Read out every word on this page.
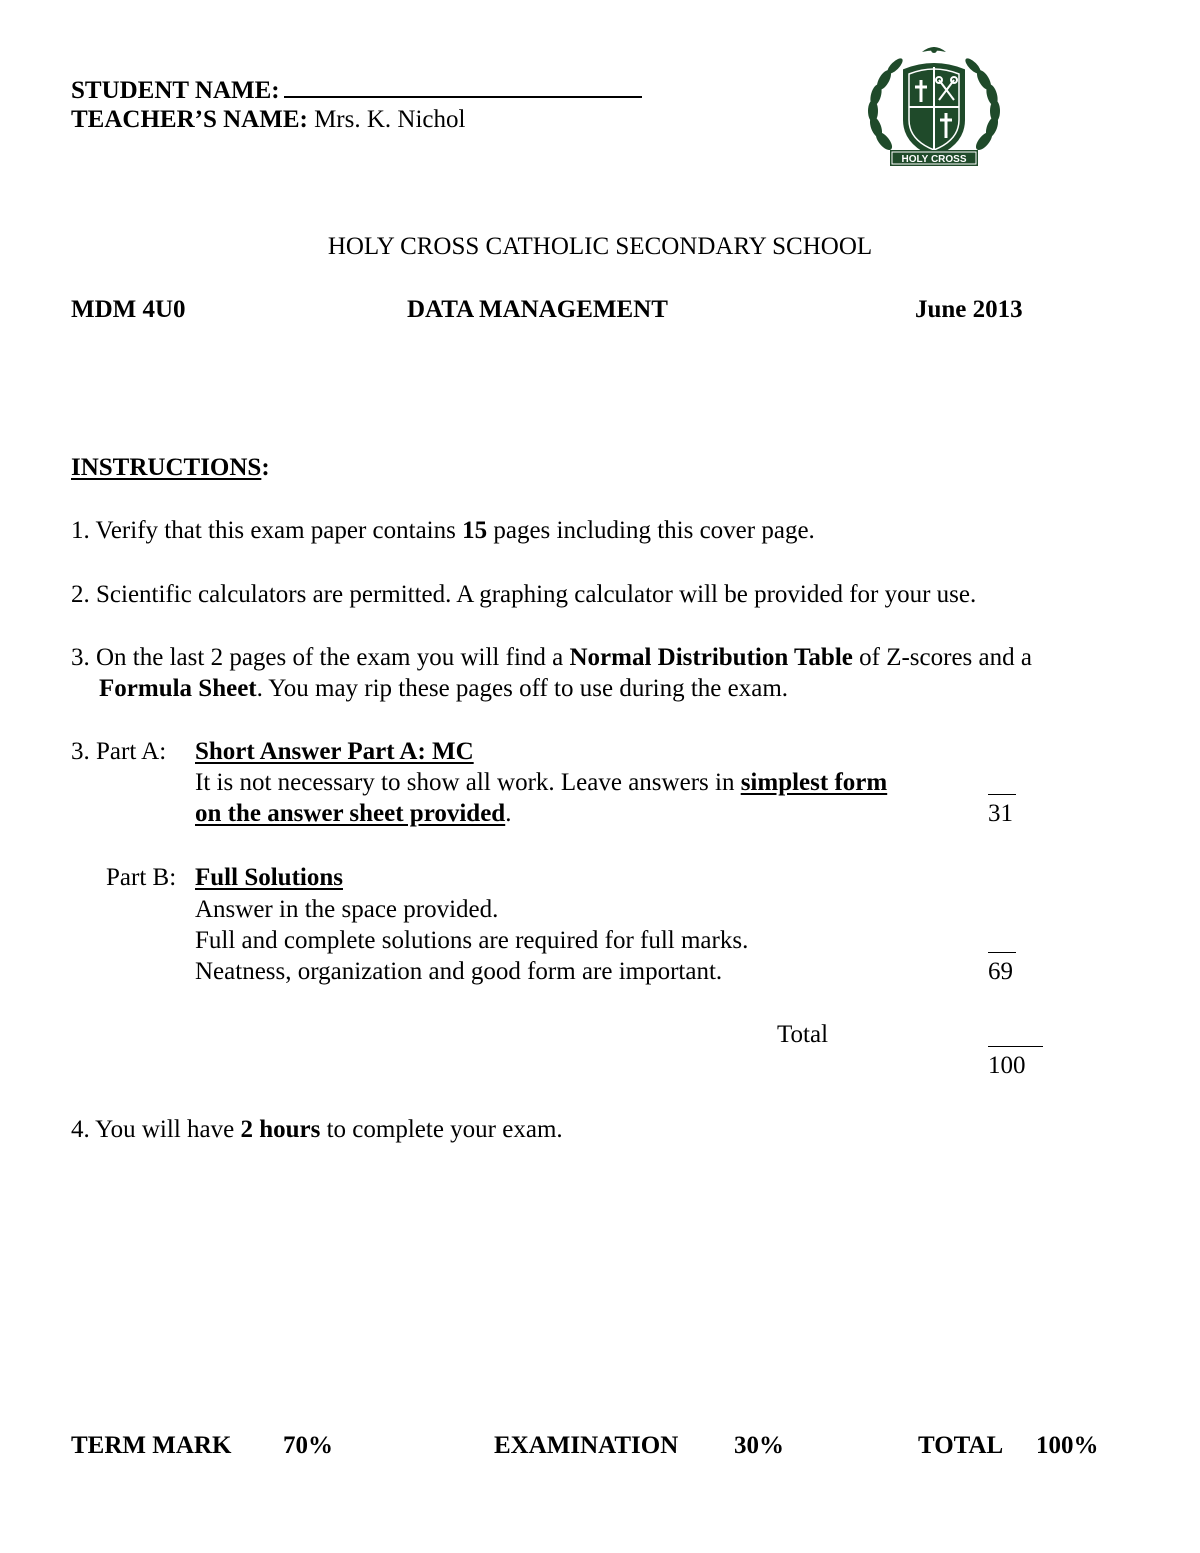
STUDENT NAME:
TEACHER’S NAME: Mrs. K. Nichol
HOLY CROSS
HOLY CROSS CATHOLIC SECONDARY SCHOOL
MDM 4U0	DATA MANAGEMENT	June 2013
INSTRUCTIONS:
1. Verify that this exam paper contains 15 pages including this cover page.
2. Scientific calculators are permitted. A graphing calculator will be provided for your use.
3. On the last 2 pages of the exam you will find a Normal Distribution Table of Z-scores and a
Formula Sheet. You may rip these pages off to use during the exam.
3. Part A: Short Answer Part A: MC
It is not necessary to show all work. Leave answers in simplest form
on the answer sheet provided.	31
Part B: Full Solutions
Answer in the space provided.
Full and complete solutions are required for full marks.
Neatness, organization and good form are important.	69
Total
100
4. You will have 2 hours to complete your exam.
TERM MARK 70%	EXAMINATION 30%	TOTAL 100%
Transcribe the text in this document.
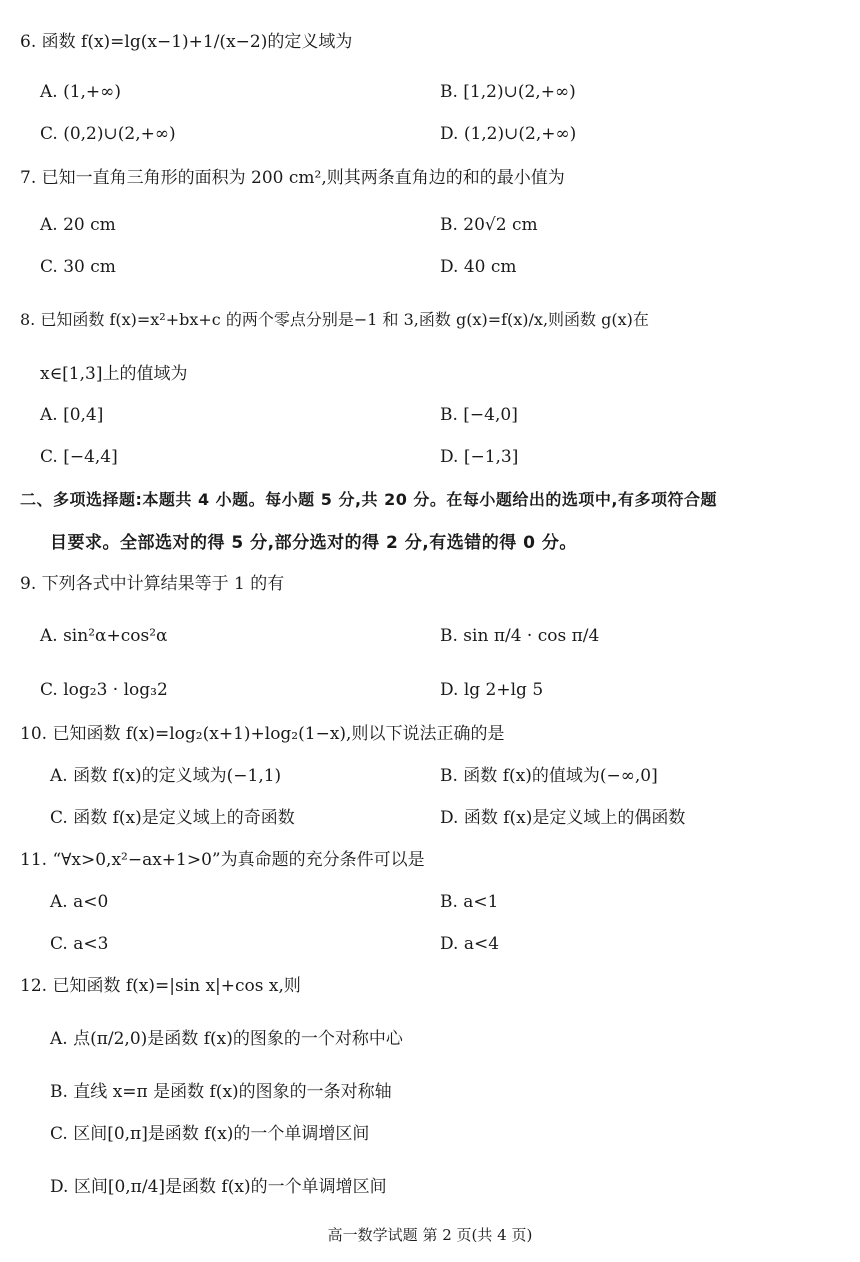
6. 函数 f(x)=lg(x−1)+1/(x−2)的定义域为
A. (1,+∞)	B. [1,2)∪(2,+∞)
C. (0,2)∪(2,+∞)	D. (1,2)∪(2,+∞)
7. 已知一直角三角形的面积为 200 cm²,则其两条直角边的和的最小值为
A. 20 cm	B. 20√2 cm
C. 30 cm	D. 40 cm
8. 已知函数 f(x)=x²+bx+c 的两个零点分别是−1 和 3,函数 g(x)=f(x)/x,则函数 g(x)在
x∈[1,3]上的值域为
A. [0,4]	B. [−4,0]
C. [−4,4]	D. [−1,3]
二、多项选择题:本题共 4 小题。每小题 5 分,共 20 分。在每小题给出的选项中,有多项符合题
目要求。全部选对的得 5 分,部分选对的得 2 分,有选错的得 0 分。
9. 下列各式中计算结果等于 1 的有
A. sin²α+cos²α	B. sin π/4 · cos π/4
C. log₂3 · log₃2	D. lg 2+lg 5
10. 已知函数 f(x)=log₂(x+1)+log₂(1−x),则以下说法正确的是
A. 函数 f(x)的定义域为(−1,1)	B. 函数 f(x)的值域为(−∞,0]
C. 函数 f(x)是定义域上的奇函数	D. 函数 f(x)是定义域上的偶函数
11. “∀x>0,x²−ax+1>0”为真命题的充分条件可以是
A. a<0	B. a<1
C. a<3	D. a<4
12. 已知函数 f(x)=|sin x|+cos x,则
A. 点(π/2,0)是函数 f(x)的图象的一个对称中心
B. 直线 x=π 是函数 f(x)的图象的一条对称轴
C. 区间[0,π]是函数 f(x)的一个单调增区间
D. 区间[0,π/4]是函数 f(x)的一个单调增区间
高一数学试题 第 2 页(共 4 页)
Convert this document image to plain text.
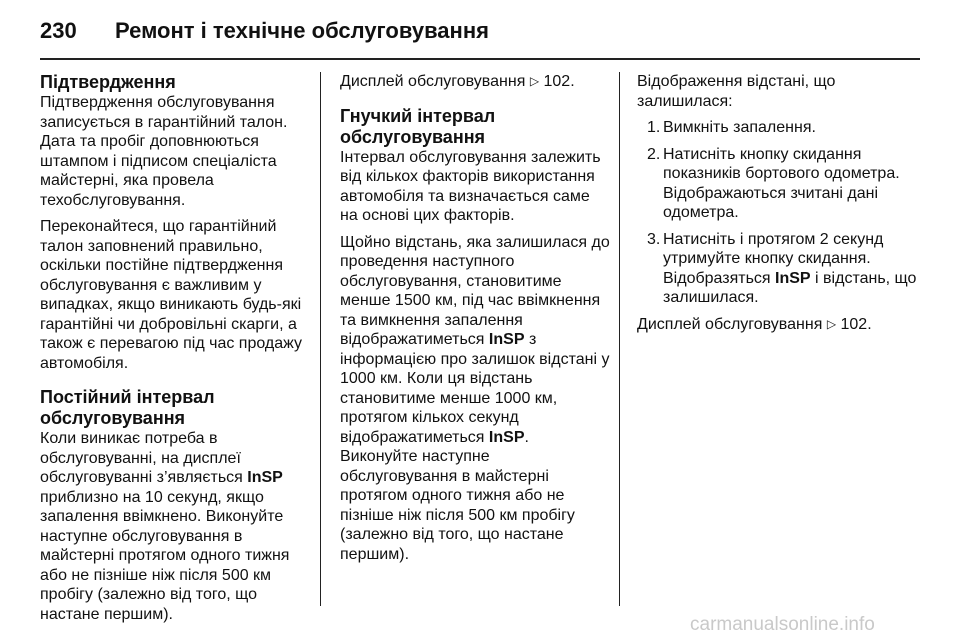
230 Ремонт і технічне обслуговування
Підтвердження

Підтвердження обслуговування записується в гарантійний талон. Дата та пробіг доповнюються штампом і підписом спеціаліста майстерні, яка провела техобслуговування.

Переконайтеся, що гарантійний талон заповнений правильно, оскільки постійне підтвердження обслуговування є важливим у випадках, якщо виникають будь-які гарантійні чи добровільні скарги, а також є перевагою під час продажу автомобіля.

Постійний інтервал обслуговування

Коли виникає потреба в обслуговуванні, на дисплеї обслуговуванні з’являється InSP приблизно на 10 секунд, якщо запалення ввімкнено. Виконуйте наступне обслуговування в майстерні протягом одного тижня або не пізніше ніж після 500 км пробігу (залежно від того, що настане першим).

Дисплей обслуговування ▷ 102.

Гнучкий інтервал обслуговування

Інтервал обслуговування залежить від кількох факторів використання автомобіля та визначається саме на основі цих факторів.

Щойно відстань, яка залишилася до проведення наступного обслуговування, становитиме менше 1500 км, під час ввімкнення та вимкнення запалення відображатиметься InSP з інформацією про залишок відстані у 1000 км. Коли ця відстань становитиме менше 1000 км, протягом кількох секунд відображатиметься InSP.
Виконуйте наступне обслуговування в майстерні протягом одного тижня або не пізніше ніж після 500 км пробігу (залежно від того, що настане першим).

Відображення відстані, що залишилася:

1. Вимкніть запалення.
2. Натисніть кнопку скидання показників бортового одометра. Відображаються зчитані дані одометра.
3. Натисніть і протягом 2 секунд утримуйте кнопку скидання. Відобразяться InSP і відстань, що залишилася.

Дисплей обслуговування ▷ 102.

carmanualsonline.info
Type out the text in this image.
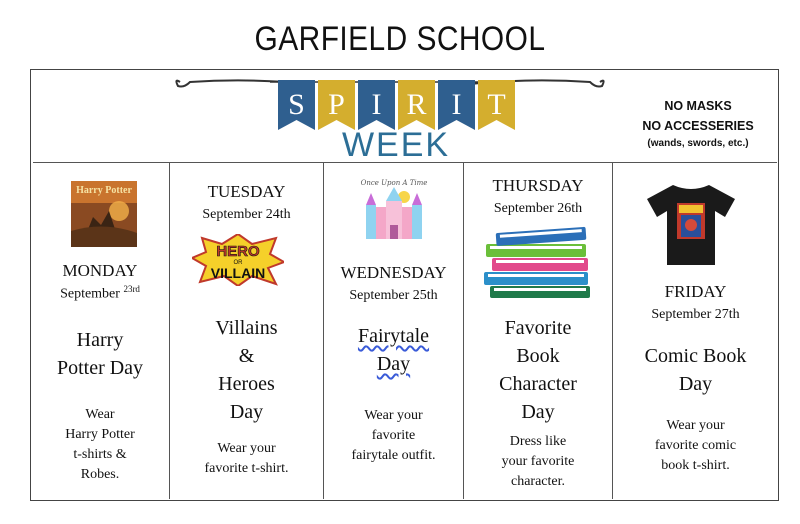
GARFIELD SCHOOL
S P I R I T
WEEK
NO MASKS
NO ACCESSERIES
(wands, swords, etc.)
Harry Potter
MONDAY
September $^{23rd}$
Harry
Potter Day
Wear
Harry Potter
t-shirts &
Robes.
TUESDAY
September 24th
HERO
OR
VILLAIN
Villains
&
Heroes
Day
Wear your
favorite t-shirt.
Once Upon A Time
WEDNESDAY
September 25th
Fairytale
Day
Wear your
favorite
fairytale outfit.
THURSDAY
September 26th
Favorite
Book
Character
Day
Dress like
your favorite
character.
FRIDAY
September 27th
Comic Book
Day
Wear your
favorite comic
book t-shirt.
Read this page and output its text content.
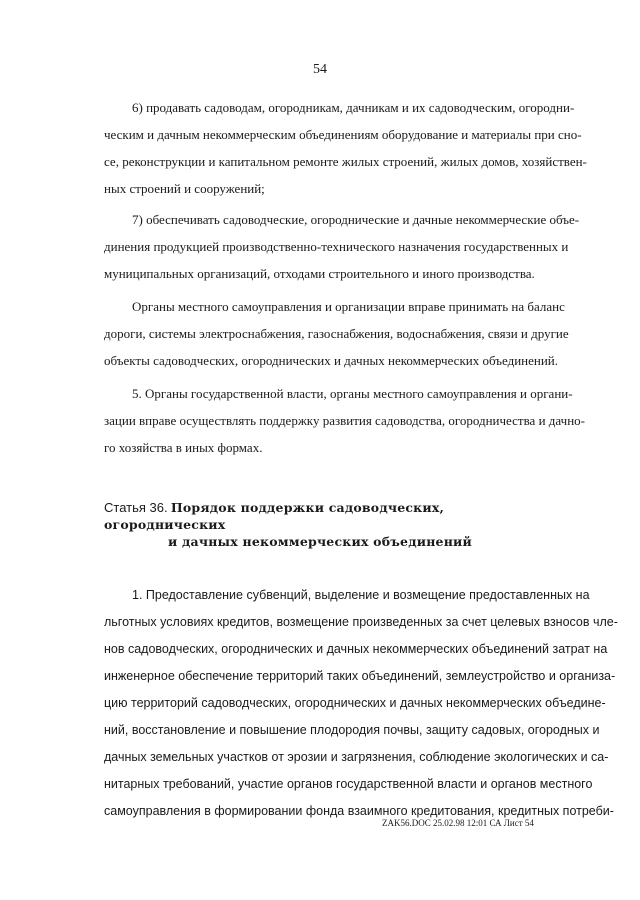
54
6) продавать садоводам, огородникам, дачникам и их садоводческим, огородни-
ческим и дачным некоммерческим объединениям оборудование и материалы при сно-
се, реконструкции и капитальном ремонте жилых строений, жилых домов, хозяйствен-
ных строений и сооружений;
7) обеспечивать садоводческие, огороднические и дачные некоммерческие объе-
динения продукцией производственно-технического назначения государственных и
муниципальных организаций, отходами строительного и иного производства.
Органы местного самоуправления и организации вправе принимать на баланс
дороги, системы электроснабжения, газоснабжения, водоснабжения, связи и другие
объекты садоводческих, огороднических и дачных некоммерческих объединений.
5. Органы государственной власти, органы местного самоуправления и органи-
зации вправе осуществлять поддержку развития садоводства, огородничества и дачно-
го хозяйства в иных формах.
Статья 36. Порядок поддержки садоводческих, огороднических
и дачных некоммерческих объединений
1. Предоставление субвенций, выделение и возмещение предоставленных на
льготных условиях кредитов, возмещение произведенных за счет целевых взносов чле-
нов садоводческих, огороднических и дачных некоммерческих объединений затрат на
инженерное обеспечение территорий таких объединений, землеустройство и организа-
цию территорий садоводческих, огороднических и дачных некоммерческих объедине-
ний, восстановление и повышение плодородия почвы, защиту садовых, огородных и
дачных земельных участков от эрозии и загрязнения, соблюдение экологических и са-
нитарных требований, участие органов государственной власти и органов местного
самоуправления в формировании фонда взаимного кредитования, кредитных потреби-
ZAK56.DOC 25.02.98 12:01 СА Лист 54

+ + + +

* [DO THIS]
Which lines in the data above contain "відстані"? Show each one.

* [ANSWER TO THIS TASK]
Щойно відстань, яка залишилася до проведення наступного обслуговування, становитиме менше 1500 км, під час ввімкнення та вимкнення запалення відображатиметься InSP з інформацією про залишок відстані у 1000 км. Коли ця відстань становитиме менше 1000 км, протягом кількох секунд відображатиметься InSP.
Відображення відстані, що залишилася:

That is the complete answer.